-- Source text --
## Begin

Tor clients warn when they use the wrong ntor onion key

changed milestone to %Tor: 0.2.6.x-final

added 025-backport 026-triaged-1 component::core tor/tor milestone::Tor: 0.2.6.x-final nickm-patch priority::medium resolution::fixed spammy-warnings status::closed tor-bridge type::defect version::tor unspecified labels

I saw one of these today too.

I assume it's a codepath rarely used, for when we give up on a circuit we're making because it's been a while since we sent a create cell, that is triggered more commonly during our "million new users" crisis.

The warning is nothing to worry about, but it's something we should track down and fix in the code.

Trac:
Milestone: Tor: 0.2.4.x-final to Tor: 0.2.5.x-final
Keywords: N/A deleted, tor-bridge 024-backport added

Here's the bonus info-level message that happens after the above three and gives us our clue:

Sep 10 18:33:52.724 [info] command_process_relay_cell(): circuit_receive_relay_
cell (backward) failed. Closing.

Looks like the call chain is that command_process_relay_cell() receives an extend or extend2 cell, passes it to circuit_receive_relay_cell(), which passes it to connection_edge_process_relay_cell() (in the CELL_DIRECTION_IN case), which sees RELAY_COMMAND_EXTENDED or RELAY_COMMAND_EXTENDED2 and calls circuit_finish_handshake() which pulls out the 'created' cell and calls onion_skin_client_handshake(), which returns -1 but doesn't say why.

So if I were to suggest a fix, I'd suggest that onion_skin_client_handshake() should have an *errmsg parameter which it sets if it wants to complain about something. Then the various subfunctions it calls can set it, or we can choose not to complain if a failure isn't worth telling the user about.

## End

-- Data lines --
## Begin

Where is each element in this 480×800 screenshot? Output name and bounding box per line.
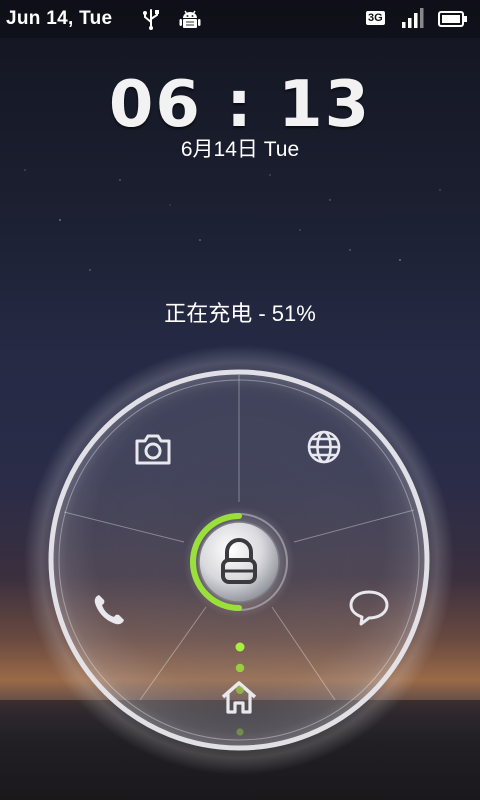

## End

-- To be done --
A. Repeat the Tor bug thread word for word, from "Looks like the" up to and including "doesn't say why.".
B. In the Tor bug thread, what parameter does the writer suggest adding to onion_skin_client_handshake()?
C. Resume the Tor bug thread after its last sentence and carry the discussion forward.
The material plays no part in this work.

-- Solved problems --
A.
Looks like the call chain is that command_process_relay_cell() receives an extend or extend2 cell, passes it to circuit_receive_relay_cell(), which passes it to connection_edge_process_relay_cell() (in the CELL_DIRECTION_IN case), which sees RELAY_COMMAND_EXTENDED or RELAY_COMMAND_EXTENDED2 and calls circuit_finish_handshake() which pulls out the 'created' cell and calls onion_skin_client_handshake(), which returns -1 but doesn't say why.

B. An *errmsg parameter

C.
skruffy describes a plausible explanation for why these client-side warns are happening: the client is using an old ntor onion key, and in the new ntor design, there's no way for the relay to know what onion key the create request is intended for. So the relay answers anyway, and the client is shocked to find that it can't complete the handshake.

I guess it would be nice if the relay could realize that the handshake is going to fail, so it can help the client understand what's happening. But failing that, I guess we should make the client not complain when it fails?

Trac:
Summary: Tor fails handshakes, onion_skin_client_handshake, circuit_finish_handshake, connection_edge_process_relay_cell to Tor clients warn when they use the wrong ntor onion key

Replying to arma:

skruffy describes a plausible explanation for why these client-side warns are happening: the client is using an old ntor onion key, and in the new ntor design, there's no way for the relay to know what onion key the create request is intended for. So the relay answers anyway, and the client is shocked to find that it can't complete the handshake.

What is KEYID for then?

rransom is correct that there is a perfectly good way (KEYID) for the relay to learn which ntor key was supposed to get used.

But, if for some weird reason, the client has an onion key so ancient that the relay doesn't recognize it any longer, then rather than send a DESTROY cell, the relay will pick a junk onion key and use that to complete the handshake anyway, on the theory that it's better not to leak anything in timing information. Could that be what's going on here?

For more data, on moria1,

$ grep "\[warn\] onion_skin_client_handshake failed." moria1-notice|grep ^Sep|wc -l          
162

So this is a real thing that seems to be happening quite often to lots of people.

Replying to nickm:

But, if for some weird reason, the client has an onion key so ancient that the relay doesn't recognize it any longer, then rather than send a DESTROY cell, the relay will pick a junk onion key and use that to complete the handshake anyway, on the theory that it's better not to leak anything in timing information. Could that be what's going on here?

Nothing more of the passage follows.